Figure record extracts:
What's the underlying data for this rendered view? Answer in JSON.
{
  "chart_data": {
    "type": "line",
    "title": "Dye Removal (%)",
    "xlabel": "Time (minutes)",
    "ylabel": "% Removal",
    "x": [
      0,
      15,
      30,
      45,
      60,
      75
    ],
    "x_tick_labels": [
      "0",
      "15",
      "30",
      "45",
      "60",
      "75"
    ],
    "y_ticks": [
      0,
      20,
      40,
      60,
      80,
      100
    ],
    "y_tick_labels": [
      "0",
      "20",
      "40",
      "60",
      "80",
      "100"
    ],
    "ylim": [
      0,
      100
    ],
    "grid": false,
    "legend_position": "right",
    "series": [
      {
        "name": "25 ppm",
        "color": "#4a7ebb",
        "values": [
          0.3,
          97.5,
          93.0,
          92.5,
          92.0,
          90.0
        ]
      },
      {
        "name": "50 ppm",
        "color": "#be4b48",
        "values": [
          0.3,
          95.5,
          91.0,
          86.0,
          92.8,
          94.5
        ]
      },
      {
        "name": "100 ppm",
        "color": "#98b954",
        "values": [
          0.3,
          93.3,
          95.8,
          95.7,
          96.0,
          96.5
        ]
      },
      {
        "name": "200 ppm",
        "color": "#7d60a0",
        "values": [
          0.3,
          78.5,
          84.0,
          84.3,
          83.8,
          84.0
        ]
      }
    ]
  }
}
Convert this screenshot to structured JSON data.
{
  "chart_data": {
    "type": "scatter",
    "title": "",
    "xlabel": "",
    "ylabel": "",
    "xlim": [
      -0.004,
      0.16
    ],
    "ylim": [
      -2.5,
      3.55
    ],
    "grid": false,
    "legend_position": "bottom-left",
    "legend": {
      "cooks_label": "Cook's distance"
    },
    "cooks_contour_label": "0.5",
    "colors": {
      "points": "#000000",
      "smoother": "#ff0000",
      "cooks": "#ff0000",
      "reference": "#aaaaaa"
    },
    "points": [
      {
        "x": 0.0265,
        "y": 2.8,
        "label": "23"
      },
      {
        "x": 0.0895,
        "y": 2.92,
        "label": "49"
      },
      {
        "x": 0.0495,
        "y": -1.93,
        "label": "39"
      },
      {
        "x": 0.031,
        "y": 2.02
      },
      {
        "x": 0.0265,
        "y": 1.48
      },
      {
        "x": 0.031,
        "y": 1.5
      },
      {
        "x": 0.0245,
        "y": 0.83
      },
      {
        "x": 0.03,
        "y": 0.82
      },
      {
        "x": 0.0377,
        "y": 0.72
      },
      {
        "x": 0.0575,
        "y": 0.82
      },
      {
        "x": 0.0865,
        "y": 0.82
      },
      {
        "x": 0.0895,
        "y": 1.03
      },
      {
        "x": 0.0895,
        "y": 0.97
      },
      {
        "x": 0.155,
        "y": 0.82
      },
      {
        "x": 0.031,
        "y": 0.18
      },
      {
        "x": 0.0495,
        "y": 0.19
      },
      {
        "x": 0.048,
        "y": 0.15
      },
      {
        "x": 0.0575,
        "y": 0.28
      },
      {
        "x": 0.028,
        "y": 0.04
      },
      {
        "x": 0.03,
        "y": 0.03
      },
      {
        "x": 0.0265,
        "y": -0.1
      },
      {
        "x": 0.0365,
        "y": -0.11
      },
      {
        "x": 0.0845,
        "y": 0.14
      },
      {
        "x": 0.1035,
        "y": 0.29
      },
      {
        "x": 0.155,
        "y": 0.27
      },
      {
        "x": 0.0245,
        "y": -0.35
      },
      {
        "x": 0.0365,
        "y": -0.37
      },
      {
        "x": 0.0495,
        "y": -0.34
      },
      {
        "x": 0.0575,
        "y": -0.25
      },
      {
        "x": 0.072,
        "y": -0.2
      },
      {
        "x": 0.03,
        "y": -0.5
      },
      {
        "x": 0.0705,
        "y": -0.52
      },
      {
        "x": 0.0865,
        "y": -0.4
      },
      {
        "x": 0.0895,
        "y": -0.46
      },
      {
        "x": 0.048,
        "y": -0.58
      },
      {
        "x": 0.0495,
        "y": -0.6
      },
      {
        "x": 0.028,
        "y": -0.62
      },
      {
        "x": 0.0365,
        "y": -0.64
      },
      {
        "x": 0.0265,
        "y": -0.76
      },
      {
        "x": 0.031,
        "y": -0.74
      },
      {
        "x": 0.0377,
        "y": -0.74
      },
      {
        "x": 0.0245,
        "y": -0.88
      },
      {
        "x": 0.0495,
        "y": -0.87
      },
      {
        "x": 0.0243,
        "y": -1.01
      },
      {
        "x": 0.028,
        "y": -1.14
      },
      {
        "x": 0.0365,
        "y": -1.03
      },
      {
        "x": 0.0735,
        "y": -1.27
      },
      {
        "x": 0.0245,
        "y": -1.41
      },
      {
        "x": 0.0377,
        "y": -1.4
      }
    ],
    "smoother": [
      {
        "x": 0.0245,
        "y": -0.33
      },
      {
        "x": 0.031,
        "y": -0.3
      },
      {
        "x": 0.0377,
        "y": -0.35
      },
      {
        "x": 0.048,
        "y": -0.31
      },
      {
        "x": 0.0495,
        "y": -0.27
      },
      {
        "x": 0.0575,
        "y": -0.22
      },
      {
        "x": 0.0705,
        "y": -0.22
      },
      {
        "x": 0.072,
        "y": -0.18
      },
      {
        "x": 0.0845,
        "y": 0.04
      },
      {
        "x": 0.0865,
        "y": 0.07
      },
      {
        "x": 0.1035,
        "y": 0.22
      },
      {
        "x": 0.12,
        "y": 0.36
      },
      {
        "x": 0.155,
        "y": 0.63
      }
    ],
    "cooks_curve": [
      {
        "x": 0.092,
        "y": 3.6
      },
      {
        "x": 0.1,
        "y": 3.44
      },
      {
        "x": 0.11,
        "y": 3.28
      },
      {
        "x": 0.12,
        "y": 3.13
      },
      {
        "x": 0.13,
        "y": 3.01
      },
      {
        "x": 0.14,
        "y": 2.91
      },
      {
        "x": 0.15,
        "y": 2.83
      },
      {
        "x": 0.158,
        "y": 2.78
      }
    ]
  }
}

### Goal of the exercise
Please restate the records in full, word for word.

### Task answer
What's the underlying data for this rendered view? Answer in JSON.
{
  "chart_data": {
    "type": "line",
    "title": "Dye Removal (%)",
    "xlabel": "Time (minutes)",
    "ylabel": "% Removal",
    "x": [
      0,
      15,
      30,
      45,
      60,
      75
    ],
    "x_tick_labels": [
      "0",
      "15",
      "30",
      "45",
      "60",
      "75"
    ],
    "y_ticks": [
      0,
      20,
      40,
      60,
      80,
      100
    ],
    "y_tick_labels": [
      "0",
      "20",
      "40",
      "60",
      "80",
      "100"
    ],
    "ylim": [
      0,
      100
    ],
    "grid": false,
    "legend_position": "right",
    "series": [
      {
        "name": "25 ppm",
        "color": "#4a7ebb",
        "values": [
          0.3,
          97.5,
          93.0,
          92.5,
          92.0,
          90.0
        ]
      },
      {
        "name": "50 ppm",
        "color": "#be4b48",
        "values": [
          0.3,
          95.5,
          91.0,
          86.0,
          92.8,
          94.5
        ]
      },
      {
        "name": "100 ppm",
        "color": "#98b954",
        "values": [
          0.3,
          93.3,
          95.8,
          95.7,
          96.0,
          96.5
        ]
      },
      {
        "name": "200 ppm",
        "color": "#7d60a0",
        "values": [
          0.3,
          78.5,
          84.0,
          84.3,
          83.8,
          84.0
        ]
      }
    ]
  }
}
Convert this screenshot to structured JSON data.
{
  "chart_data": {
    "type": "scatter",
    "title": "",
    "xlabel": "",
    "ylabel": "",
    "xlim": [
      -0.004,
      0.16
    ],
    "ylim": [
      -2.5,
      3.55
    ],
    "grid": false,
    "legend_position": "bottom-left",
    "legend": {
      "cooks_label": "Cook's distance"
    },
    "cooks_contour_label": "0.5",
    "colors": {
      "points": "#000000",
      "smoother": "#ff0000",
      "cooks": "#ff0000",
      "reference": "#aaaaaa"
    },
    "points": [
      {
        "x": 0.0265,
        "y": 2.8,
        "label": "23"
      },
      {
        "x": 0.0895,
        "y": 2.92,
        "label": "49"
      },
      {
        "x": 0.0495,
        "y": -1.93,
        "label": "39"
      },
      {
        "x": 0.031,
        "y": 2.02
      },
      {
        "x": 0.0265,
        "y": 1.48
      },
      {
        "x": 0.031,
        "y": 1.5
      },
      {
        "x": 0.0245,
        "y": 0.83
      },
      {
        "x": 0.03,
        "y": 0.82
      },
      {
        "x": 0.0377,
        "y": 0.72
      },
      {
        "x": 0.0575,
        "y": 0.82
      },
      {
        "x": 0.0865,
        "y": 0.82
      },
      {
        "x": 0.0895,
        "y": 1.03
      },
      {
        "x": 0.0895,
        "y": 0.97
      },
      {
        "x": 0.155,
        "y": 0.82
      },
      {
        "x": 0.031,
        "y": 0.18
      },
      {
        "x": 0.0495,
        "y": 0.19
      },
      {
        "x": 0.048,
        "y": 0.15
      },
      {
        "x": 0.0575,
        "y": 0.28
      },
      {
        "x": 0.028,
        "y": 0.04
      },
      {
        "x": 0.03,
        "y": 0.03
      },
      {
        "x": 0.0265,
        "y": -0.1
      },
      {
        "x": 0.0365,
        "y": -0.11
      },
      {
        "x": 0.0845,
        "y": 0.14
      },
      {
        "x": 0.1035,
        "y": 0.29
      },
      {
        "x": 0.155,
        "y": 0.27
      },
      {
        "x": 0.0245,
        "y": -0.35
      },
      {
        "x": 0.0365,
        "y": -0.37
      },
      {
        "x": 0.0495,
        "y": -0.34
      },
      {
        "x": 0.0575,
        "y": -0.25
      },
      {
        "x": 0.072,
        "y": -0.2
      },
      {
        "x": 0.03,
        "y": -0.5
      },
      {
        "x": 0.0705,
        "y": -0.52
      },
      {
        "x": 0.0865,
        "y": -0.4
      },
      {
        "x": 0.0895,
        "y": -0.46
      },
      {
        "x": 0.048,
        "y": -0.58
      },
      {
        "x": 0.0495,
        "y": -0.6
      },
      {
        "x": 0.028,
        "y": -0.62
      },
      {
        "x": 0.0365,
        "y": -0.64
      },
      {
        "x": 0.0265,
        "y": -0.76
      },
      {
        "x": 0.031,
        "y": -0.74
      },
      {
        "x": 0.0377,
        "y": -0.74
      },
      {
        "x": 0.0245,
        "y": -0.88
      },
      {
        "x": 0.0495,
        "y": -0.87
      },
      {
        "x": 0.0243,
        "y": -1.01
      },
      {
        "x": 0.028,
        "y": -1.14
      },
      {
        "x": 0.0365,
        "y": -1.03
      },
      {
        "x": 0.0735,
        "y": -1.27
      },
      {
        "x": 0.0245,
        "y": -1.41
      },
      {
        "x": 0.0377,
        "y": -1.4
      }
    ],
    "smoother": [
      {
        "x": 0.0245,
        "y": -0.33
      },
      {
        "x": 0.031,
        "y": -0.3
      },
      {
        "x": 0.0377,
        "y": -0.35
      },
      {
        "x": 0.048,
        "y": -0.31
      },
      {
        "x": 0.0495,
        "y": -0.27
      },
      {
        "x": 0.0575,
        "y": -0.22
      },
      {
        "x": 0.0705,
        "y": -0.22
      },
      {
        "x": 0.072,
        "y": -0.18
      },
      {
        "x": 0.0845,
        "y": 0.04
      },
      {
        "x": 0.0865,
        "y": 0.07
      },
      {
        "x": 0.1035,
        "y": 0.22
      },
      {
        "x": 0.12,
        "y": 0.36
      },
      {
        "x": 0.155,
        "y": 0.63
      }
    ],
    "cooks_curve": [
      {
        "x": 0.092,
        "y": 3.6
      },
      {
        "x": 0.1,
        "y": 3.44
      },
      {
        "x": 0.11,
        "y": 3.28
      },
      {
        "x": 0.12,
        "y": 3.13
      },
      {
        "x": 0.13,
        "y": 3.01
      },
      {
        "x": 0.14,
        "y": 2.91
      },
      {
        "x": 0.15,
        "y": 2.83
      },
      {
        "x": 0.158,
        "y": 2.78
      }
    ]
  }
}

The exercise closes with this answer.